**Exercise**
Go through the entries below and retype them exactly, omitting each picture.

**Data excerpts**
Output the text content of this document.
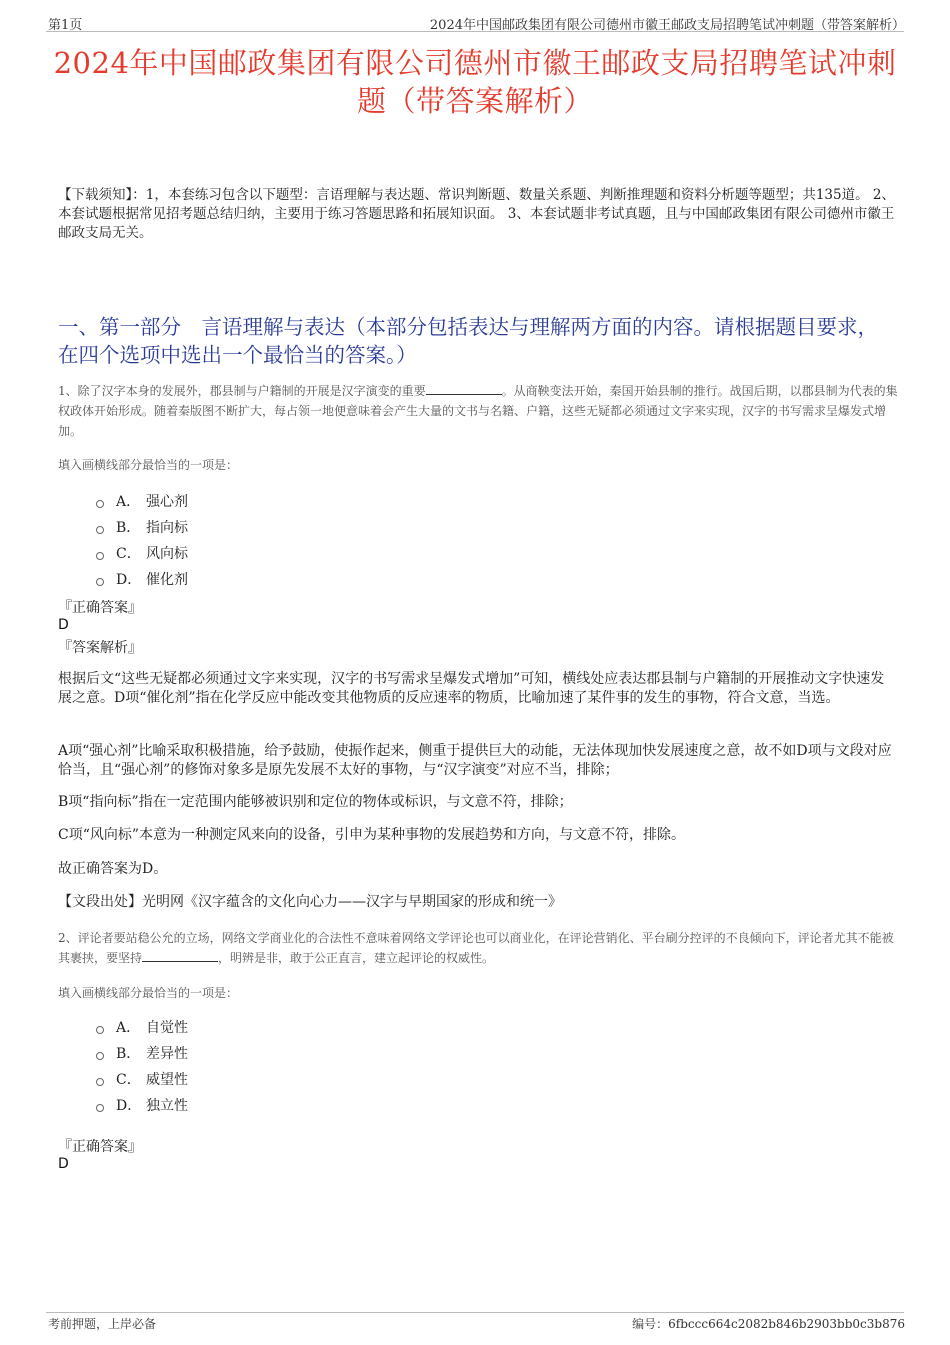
第1页	2024年中国邮政集团有限公司德州市徽王邮政支局招聘笔试冲刺题（带答案解析）
2024年中国邮政集团有限公司德州市徽王邮政支局招聘笔试冲刺题（带答案解析）
【下载须知】：1，本套练习包含以下题型：言语理解与表达题、常识判断题、数量关系题、判断推理题和资料分析题等题型；共135道。 2、本套试题根据常见招考题总结归纳，主要用于练习答题思路和拓展知识面。 3、本套试题非考试真题，且与中国邮政集团有限公司德州市徽王邮政支局无关。
一、第一部分　言语理解与表达（本部分包括表达与理解两方面的内容。请根据题目要求，在四个选项中选出一个最恰当的答案。）
1、除了汉字本身的发展外，郡县制与户籍制的开展是汉字演变的重要	。从商鞅变法开始，秦国开始县制的推行。战国后期，以郡县制为代表的集权政体开始形成。随着秦版图不断扩大，每占领一地便意味着会产生大量的文书与名籍、户籍，这些无疑都必须通过文字来实现，汉字的书写需求呈爆发式增加。
填入画横线部分最恰当的一项是：
A． 强心剂
B． 指向标
C． 风向标
D． 催化剂
『正确答案』
D
『答案解析』
根据后文“这些无疑都必须通过文字来实现，汉字的书写需求呈爆发式增加”可知，横线处应表达郡县制与户籍制的开展推动文字快速发展之意。D项“催化剂”指在化学反应中能改变其他物质的反应速率的物质，比喻加速了某件事的发生的事物，符合文意，当选。
A项“强心剂”比喻采取积极措施，给予鼓励，使振作起来，侧重于提供巨大的动能，无法体现加快发展速度之意，故不如D项与文段对应恰当，且“强心剂”的修饰对象多是原先发展不太好的事物，与“汉字演变”对应不当，排除；
B项“指向标”指在一定范围内能够被识别和定位的物体或标识，与文意不符，排除；
C项“风向标”本意为一种测定风来向的设备，引申为某种事物的发展趋势和方向，与文意不符，排除。
故正确答案为D。
【文段出处】光明网《汉字蕴含的文化向心力——汉字与早期国家的形成和统一》
2、评论者要站稳公允的立场，网络文学商业化的合法性不意味着网络文学评论也可以商业化，在评论营销化、平台刷分控评的不良倾向下，评论者尤其不能被其裹挟，要坚持	，明辨是非，敢于公正直言，建立起评论的权威性。
填入画横线部分最恰当的一项是：
A． 自觉性
B． 差异性
C． 威望性
D． 独立性
『正确答案』
D
考前押题，上岸必备	编号：6fbccc664c2082b846b2903bb0c3b876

**The response**
Output the text content of this document.
第1页	2024年中国邮政集团有限公司德州市徽王邮政支局招聘笔试冲刺题（带答案解析）
2024年中国邮政集团有限公司德州市徽王邮政支局招聘笔试冲刺题（带答案解析）
【下载须知】：1，本套练习包含以下题型：言语理解与表达题、常识判断题、数量关系题、判断推理题和资料分析题等题型；共135道。 2、本套试题根据常见招考题总结归纳，主要用于练习答题思路和拓展知识面。 3、本套试题非考试真题，且与中国邮政集团有限公司德州市徽王邮政支局无关。
一、第一部分　言语理解与表达（本部分包括表达与理解两方面的内容。请根据题目要求，在四个选项中选出一个最恰当的答案。）
1、除了汉字本身的发展外，郡县制与户籍制的开展是汉字演变的重要	。从商鞅变法开始，秦国开始县制的推行。战国后期，以郡县制为代表的集权政体开始形成。随着秦版图不断扩大，每占领一地便意味着会产生大量的文书与名籍、户籍，这些无疑都必须通过文字来实现，汉字的书写需求呈爆发式增加。
填入画横线部分最恰当的一项是：
A． 强心剂
B． 指向标
C． 风向标
D． 催化剂
『正确答案』
D
『答案解析』
根据后文“这些无疑都必须通过文字来实现，汉字的书写需求呈爆发式增加”可知，横线处应表达郡县制与户籍制的开展推动文字快速发展之意。D项“催化剂”指在化学反应中能改变其他物质的反应速率的物质，比喻加速了某件事的发生的事物，符合文意，当选。
A项“强心剂”比喻采取积极措施，给予鼓励，使振作起来，侧重于提供巨大的动能，无法体现加快发展速度之意，故不如D项与文段对应恰当，且“强心剂”的修饰对象多是原先发展不太好的事物，与“汉字演变”对应不当，排除；
B项“指向标”指在一定范围内能够被识别和定位的物体或标识，与文意不符，排除；
C项“风向标”本意为一种测定风来向的设备，引申为某种事物的发展趋势和方向，与文意不符，排除。
故正确答案为D。
【文段出处】光明网《汉字蕴含的文化向心力——汉字与早期国家的形成和统一》
2、评论者要站稳公允的立场，网络文学商业化的合法性不意味着网络文学评论也可以商业化，在评论营销化、平台刷分控评的不良倾向下，评论者尤其不能被其裹挟，要坚持	，明辨是非，敢于公正直言，建立起评论的权威性。
填入画横线部分最恰当的一项是：
A． 自觉性
B． 差异性
C． 威望性
D． 独立性
『正确答案』
D
考前押题，上岸必备	编号：6fbccc664c2082b846b2903bb0c3b876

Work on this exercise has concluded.